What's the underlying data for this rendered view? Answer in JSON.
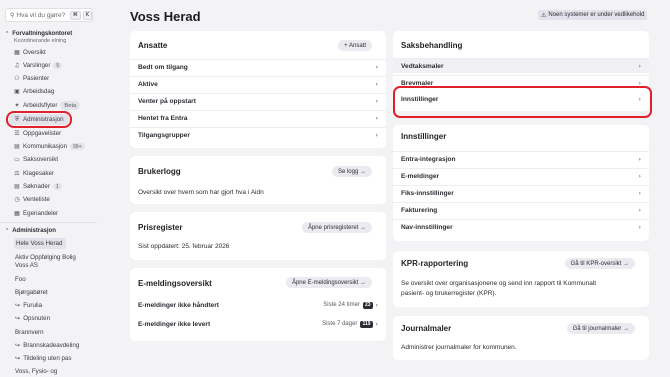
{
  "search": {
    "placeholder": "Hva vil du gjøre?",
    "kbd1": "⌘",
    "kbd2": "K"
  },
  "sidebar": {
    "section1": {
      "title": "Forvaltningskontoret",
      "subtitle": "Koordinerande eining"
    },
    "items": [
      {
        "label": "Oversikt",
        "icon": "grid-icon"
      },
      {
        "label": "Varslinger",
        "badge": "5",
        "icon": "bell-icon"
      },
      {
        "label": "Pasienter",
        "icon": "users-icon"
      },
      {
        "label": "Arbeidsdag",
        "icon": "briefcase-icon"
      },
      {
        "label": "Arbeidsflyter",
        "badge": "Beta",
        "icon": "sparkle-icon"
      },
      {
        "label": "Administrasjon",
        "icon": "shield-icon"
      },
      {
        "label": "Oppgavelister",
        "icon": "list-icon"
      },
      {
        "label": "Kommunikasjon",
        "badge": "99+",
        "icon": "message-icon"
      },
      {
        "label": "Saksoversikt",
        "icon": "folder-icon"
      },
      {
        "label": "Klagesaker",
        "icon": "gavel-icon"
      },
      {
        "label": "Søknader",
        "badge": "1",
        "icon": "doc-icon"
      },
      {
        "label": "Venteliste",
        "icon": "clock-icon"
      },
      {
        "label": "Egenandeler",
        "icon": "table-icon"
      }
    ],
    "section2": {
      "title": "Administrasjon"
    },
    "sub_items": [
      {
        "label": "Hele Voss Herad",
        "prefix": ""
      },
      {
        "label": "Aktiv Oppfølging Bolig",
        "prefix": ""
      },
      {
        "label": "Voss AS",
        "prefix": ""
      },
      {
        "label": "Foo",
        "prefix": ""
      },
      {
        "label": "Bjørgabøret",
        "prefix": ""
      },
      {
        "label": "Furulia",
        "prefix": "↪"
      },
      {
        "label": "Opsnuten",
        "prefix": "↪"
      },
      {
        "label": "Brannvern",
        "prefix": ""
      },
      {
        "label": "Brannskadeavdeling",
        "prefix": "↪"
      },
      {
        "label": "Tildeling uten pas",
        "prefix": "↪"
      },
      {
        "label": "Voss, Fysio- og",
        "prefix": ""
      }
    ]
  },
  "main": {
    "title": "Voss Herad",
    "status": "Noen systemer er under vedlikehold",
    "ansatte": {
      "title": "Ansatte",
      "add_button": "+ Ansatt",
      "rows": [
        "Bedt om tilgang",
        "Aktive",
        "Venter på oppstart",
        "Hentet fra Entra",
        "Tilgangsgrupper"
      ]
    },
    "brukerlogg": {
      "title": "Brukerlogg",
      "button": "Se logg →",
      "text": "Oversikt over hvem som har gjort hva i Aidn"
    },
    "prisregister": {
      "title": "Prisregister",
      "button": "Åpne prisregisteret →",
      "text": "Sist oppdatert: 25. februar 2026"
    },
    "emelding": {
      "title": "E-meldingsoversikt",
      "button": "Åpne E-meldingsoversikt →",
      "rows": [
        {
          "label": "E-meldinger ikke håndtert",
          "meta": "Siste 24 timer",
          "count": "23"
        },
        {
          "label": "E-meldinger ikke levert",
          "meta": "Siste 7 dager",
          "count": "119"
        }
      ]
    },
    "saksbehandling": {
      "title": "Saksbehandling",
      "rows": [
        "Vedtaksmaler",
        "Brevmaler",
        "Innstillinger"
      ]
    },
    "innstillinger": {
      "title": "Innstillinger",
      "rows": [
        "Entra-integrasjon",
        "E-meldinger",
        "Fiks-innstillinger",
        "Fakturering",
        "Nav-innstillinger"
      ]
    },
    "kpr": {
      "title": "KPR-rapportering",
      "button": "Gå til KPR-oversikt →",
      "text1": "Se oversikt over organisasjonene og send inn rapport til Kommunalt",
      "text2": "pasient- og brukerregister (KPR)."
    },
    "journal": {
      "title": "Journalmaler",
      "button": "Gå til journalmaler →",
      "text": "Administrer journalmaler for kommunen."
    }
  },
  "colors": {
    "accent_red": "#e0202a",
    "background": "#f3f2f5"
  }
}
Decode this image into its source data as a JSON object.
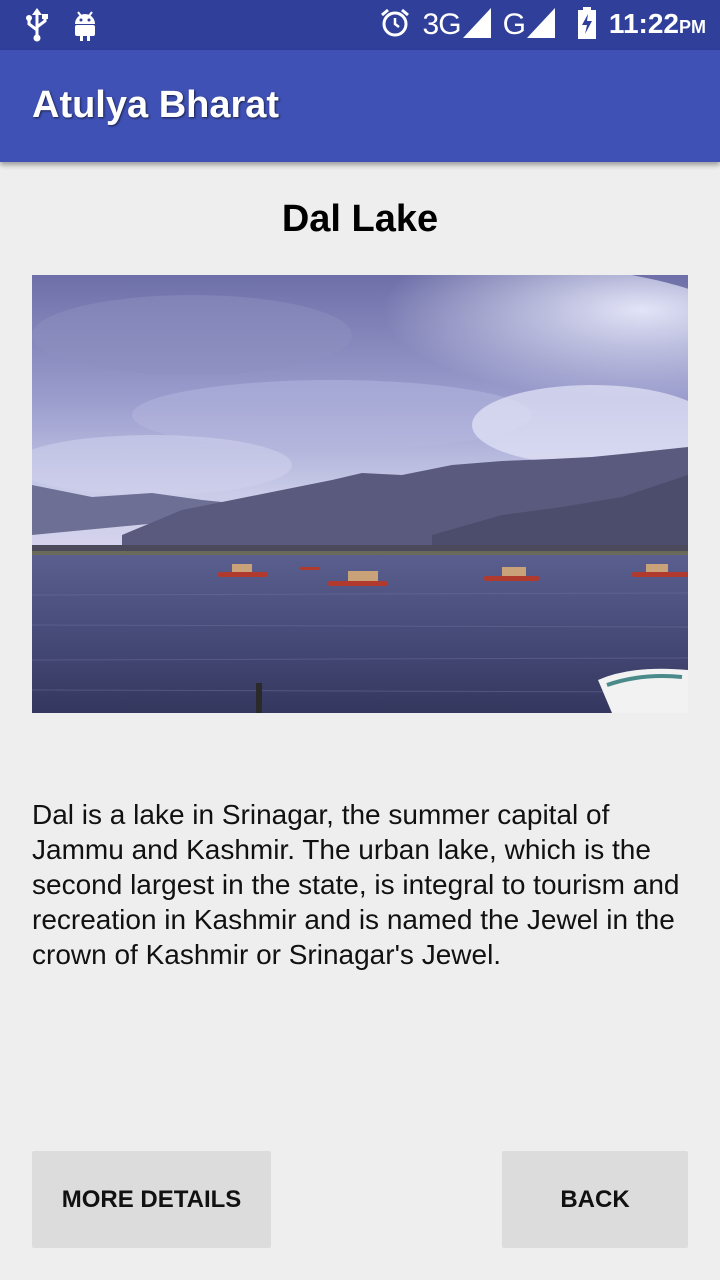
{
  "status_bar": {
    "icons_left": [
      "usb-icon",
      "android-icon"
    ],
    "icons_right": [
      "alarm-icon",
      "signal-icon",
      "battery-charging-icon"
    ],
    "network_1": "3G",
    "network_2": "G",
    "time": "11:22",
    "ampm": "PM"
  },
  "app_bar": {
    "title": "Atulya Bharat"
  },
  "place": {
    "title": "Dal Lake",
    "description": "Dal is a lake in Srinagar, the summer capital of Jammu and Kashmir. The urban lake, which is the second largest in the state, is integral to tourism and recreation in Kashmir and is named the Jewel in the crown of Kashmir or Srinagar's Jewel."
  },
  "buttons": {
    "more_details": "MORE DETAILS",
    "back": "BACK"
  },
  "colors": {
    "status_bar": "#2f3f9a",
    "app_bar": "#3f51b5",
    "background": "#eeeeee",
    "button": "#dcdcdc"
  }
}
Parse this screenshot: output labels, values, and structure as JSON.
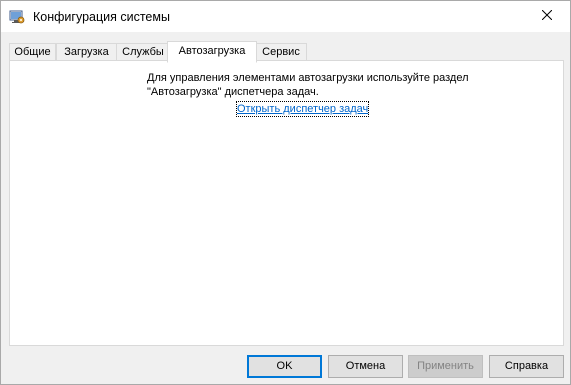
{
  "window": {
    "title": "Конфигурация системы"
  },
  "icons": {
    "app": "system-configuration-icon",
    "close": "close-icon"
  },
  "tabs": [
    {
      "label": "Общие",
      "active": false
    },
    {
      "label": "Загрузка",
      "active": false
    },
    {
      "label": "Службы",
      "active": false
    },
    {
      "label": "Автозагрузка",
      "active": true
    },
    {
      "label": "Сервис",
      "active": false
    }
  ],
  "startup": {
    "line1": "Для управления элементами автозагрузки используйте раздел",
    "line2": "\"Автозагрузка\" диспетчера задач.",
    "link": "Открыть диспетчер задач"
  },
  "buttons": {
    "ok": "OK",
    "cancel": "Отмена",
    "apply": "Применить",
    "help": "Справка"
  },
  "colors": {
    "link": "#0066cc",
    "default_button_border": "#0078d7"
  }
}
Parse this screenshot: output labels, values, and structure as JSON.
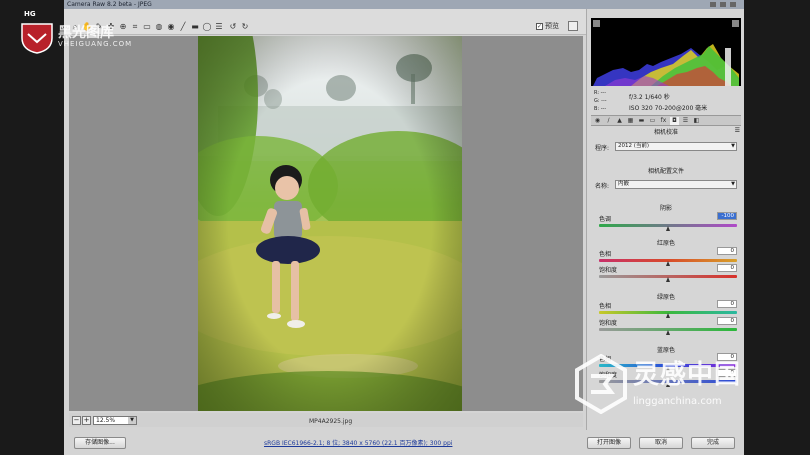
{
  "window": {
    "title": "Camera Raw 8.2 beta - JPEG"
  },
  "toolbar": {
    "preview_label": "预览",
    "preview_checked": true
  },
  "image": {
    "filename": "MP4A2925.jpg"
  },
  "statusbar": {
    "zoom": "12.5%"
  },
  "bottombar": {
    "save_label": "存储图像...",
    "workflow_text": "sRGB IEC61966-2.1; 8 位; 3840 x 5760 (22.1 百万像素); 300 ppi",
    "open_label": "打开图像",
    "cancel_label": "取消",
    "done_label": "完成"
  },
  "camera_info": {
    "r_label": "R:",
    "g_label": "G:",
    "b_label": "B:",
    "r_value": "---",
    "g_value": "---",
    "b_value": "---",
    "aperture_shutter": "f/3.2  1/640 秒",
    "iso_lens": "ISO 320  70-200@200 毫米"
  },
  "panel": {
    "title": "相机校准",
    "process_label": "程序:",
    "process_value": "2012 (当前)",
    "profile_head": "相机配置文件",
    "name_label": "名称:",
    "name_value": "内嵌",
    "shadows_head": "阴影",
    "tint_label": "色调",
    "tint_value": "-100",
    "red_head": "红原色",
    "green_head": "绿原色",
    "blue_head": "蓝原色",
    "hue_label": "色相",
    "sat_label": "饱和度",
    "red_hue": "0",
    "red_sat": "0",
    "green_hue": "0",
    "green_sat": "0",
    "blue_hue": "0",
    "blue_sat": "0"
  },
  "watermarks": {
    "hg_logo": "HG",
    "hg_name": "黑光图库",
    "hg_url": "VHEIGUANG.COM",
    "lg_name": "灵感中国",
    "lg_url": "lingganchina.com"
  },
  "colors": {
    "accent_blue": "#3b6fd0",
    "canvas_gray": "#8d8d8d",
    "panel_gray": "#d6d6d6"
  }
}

• • • •

* SET EXERCISE
Your task is to reproduce all of the material exactly. The pictures stay out.

* RESULT
What's the underlying data for this rendered view? Answer in JSON.
{
  "search": {
    "placeholder": "Hva vil du gjøre?",
    "kbd1": "⌘",
    "kbd2": "K"
  },
  "sidebar": {
    "section1": {
      "title": "Forvaltningskontoret",
      "subtitle": "Koordinerande eining"
    },
    "items": [
      {
        "label": "Oversikt",
        "icon": "grid-icon"
      },
      {
        "label": "Varslinger",
        "badge": "5",
        "icon": "bell-icon"
      },
      {
        "label": "Pasienter",
        "icon": "users-icon"
      },
      {
        "label": "Arbeidsdag",
        "icon": "briefcase-icon"
      },
      {
        "label": "Arbeidsflyter",
        "badge": "Beta",
        "icon": "sparkle-icon"
      },
      {
        "label": "Administrasjon",
        "icon": "shield-icon"
      },
      {
        "label": "Oppgavelister",
        "icon": "list-icon"
      },
      {
        "label": "Kommunikasjon",
        "badge": "99+",
        "icon": "message-icon"
      },
      {
        "label": "Saksoversikt",
        "icon": "folder-icon"
      },
      {
        "label": "Klagesaker",
        "icon": "gavel-icon"
      },
      {
        "label": "Søknader",
        "badge": "1",
        "icon": "doc-icon"
      },
      {
        "label": "Venteliste",
        "icon": "clock-icon"
      },
      {
        "label": "Egenandeler",
        "icon": "table-icon"
      }
    ],
    "section2": {
      "title": "Administrasjon"
    },
    "sub_items": [
      {
        "label": "Hele Voss Herad",
        "prefix": ""
      },
      {
        "label": "Aktiv Oppfølging Bolig",
        "prefix": ""
      },
      {
        "label": "Voss AS",
        "prefix": ""
      },
      {
        "label": "Foo",
        "prefix": ""
      },
      {
        "label": "Bjørgabøret",
        "prefix": ""
      },
      {
        "label": "Furulia",
        "prefix": "↪"
      },
      {
        "label": "Opsnuten",
        "prefix": "↪"
      },
      {
        "label": "Brannvern",
        "prefix": ""
      },
      {
        "label": "Brannskadeavdeling",
        "prefix": "↪"
      },
      {
        "label": "Tildeling uten pas",
        "prefix": "↪"
      },
      {
        "label": "Voss, Fysio- og",
        "prefix": ""
      }
    ]
  },
  "main": {
    "title": "Voss Herad",
    "status": "Noen systemer er under vedlikehold",
    "ansatte": {
      "title": "Ansatte",
      "add_button": "+ Ansatt",
      "rows": [
        "Bedt om tilgang",
        "Aktive",
        "Venter på oppstart",
        "Hentet fra Entra",
        "Tilgangsgrupper"
      ]
    },
    "brukerlogg": {
      "title": "Brukerlogg",
      "button": "Se logg →",
      "text": "Oversikt over hvem som har gjort hva i Aidn"
    },
    "prisregister": {
      "title": "Prisregister",
      "button": "Åpne prisregisteret →",
      "text": "Sist oppdatert: 25. februar 2026"
    },
    "emelding": {
      "title": "E-meldingsoversikt",
      "button": "Åpne E-meldingsoversikt →",
      "rows": [
        {
          "label": "E-meldinger ikke håndtert",
          "meta": "Siste 24 timer",
          "count": "23"
        },
        {
          "label": "E-meldinger ikke levert",
          "meta": "Siste 7 dager",
          "count": "119"
        }
      ]
    },
    "saksbehandling": {
      "title": "Saksbehandling",
      "rows": [
        "Vedtaksmaler",
        "Brevmaler",
        "Innstillinger"
      ]
    },
    "innstillinger": {
      "title": "Innstillinger",
      "rows": [
        "Entra-integrasjon",
        "E-meldinger",
        "Fiks-innstillinger",
        "Fakturering",
        "Nav-innstillinger"
      ]
    },
    "kpr": {
      "title": "KPR-rapportering",
      "button": "Gå til KPR-oversikt →",
      "text1": "Se oversikt over organisasjonene og send inn rapport til Kommunalt",
      "text2": "pasient- og brukerregister (KPR)."
    },
    "journal": {
      "title": "Journalmaler",
      "button": "Gå til journalmaler →",
      "text": "Administrer journalmaler for kommunen."
    }
  },
  "colors": {
    "accent_red": "#e0202a",
    "background": "#f3f2f5"
  }
}
Decode this image into its source data as a JSON object.
{
  "status_bar": {
    "icons_left": [
      "usb-icon",
      "android-icon"
    ],
    "icons_right": [
      "alarm-icon",
      "signal-icon",
      "battery-charging-icon"
    ],
    "network_1": "3G",
    "network_2": "G",
    "time": "11:22",
    "ampm": "PM"
  },
  "app_bar": {
    "title": "Atulya Bharat"
  },
  "place": {
    "title": "Dal Lake",
    "description": "Dal is a lake in Srinagar, the summer capital of Jammu and Kashmir. The urban lake, which is the second largest in the state, is integral to tourism and recreation in Kashmir and is named the Jewel in the crown of Kashmir or Srinagar's Jewel."
  },
  "buttons": {
    "more_details": "MORE DETAILS",
    "back": "BACK"
  },
  "colors": {
    "status_bar": "#2f3f9a",
    "app_bar": "#3f51b5",
    "background": "#eeeeee",
    "button": "#dcdcdc"
  }
}
Parse this screenshot: output labels, values, and structure as JSON.
{
  "window": {
    "title": "Конфигурация системы"
  },
  "icons": {
    "app": "system-configuration-icon",
    "close": "close-icon"
  },
  "tabs": [
    {
      "label": "Общие",
      "active": false
    },
    {
      "label": "Загрузка",
      "active": false
    },
    {
      "label": "Службы",
      "active": false
    },
    {
      "label": "Автозагрузка",
      "active": true
    },
    {
      "label": "Сервис",
      "active": false
    }
  ],
  "startup": {
    "line1": "Для управления элементами автозагрузки используйте раздел",
    "line2": "\"Автозагрузка\" диспетчера задач.",
    "link": "Открыть диспетчер задач"
  },
  "buttons": {
    "ok": "OK",
    "cancel": "Отмена",
    "apply": "Применить",
    "help": "Справка"
  },
  "colors": {
    "link": "#0066cc",
    "default_button_border": "#0078d7"
  }
}
Parse this screenshot: output labels, values, and structure as JSON.
{
  "window": {
    "title": "Camera Raw 8.2 beta - JPEG"
  },
  "toolbar": {
    "preview_label": "预览",
    "preview_checked": true
  },
  "image": {
    "filename": "MP4A2925.jpg"
  },
  "statusbar": {
    "zoom": "12.5%"
  },
  "bottombar": {
    "save_label": "存储图像...",
    "workflow_text": "sRGB IEC61966-2.1; 8 位; 3840 x 5760 (22.1 百万像素); 300 ppi",
    "open_label": "打开图像",
    "cancel_label": "取消",
    "done_label": "完成"
  },
  "camera_info": {
    "r_label": "R:",
    "g_label": "G:",
    "b_label": "B:",
    "r_value": "---",
    "g_value": "---",
    "b_value": "---",
    "aperture_shutter": "f/3.2  1/640 秒",
    "iso_lens": "ISO 320  70-200@200 毫米"
  },
  "panel": {
    "title": "相机校准",
    "process_label": "程序:",
    "process_value": "2012 (当前)",
    "profile_head": "相机配置文件",
    "name_label": "名称:",
    "name_value": "内嵌",
    "shadows_head": "阴影",
    "tint_label": "色调",
    "tint_value": "-100",
    "red_head": "红原色",
    "green_head": "绿原色",
    "blue_head": "蓝原色",
    "hue_label": "色相",
    "sat_label": "饱和度",
    "red_hue": "0",
    "red_sat": "0",
    "green_hue": "0",
    "green_sat": "0",
    "blue_hue": "0",
    "blue_sat": "0"
  },
  "watermarks": {
    "hg_logo": "HG",
    "hg_name": "黑光图库",
    "hg_url": "VHEIGUANG.COM",
    "lg_name": "灵感中国",
    "lg_url": "lingganchina.com"
  },
  "colors": {
    "accent_blue": "#3b6fd0",
    "canvas_gray": "#8d8d8d",
    "panel_gray": "#d6d6d6"
  }
}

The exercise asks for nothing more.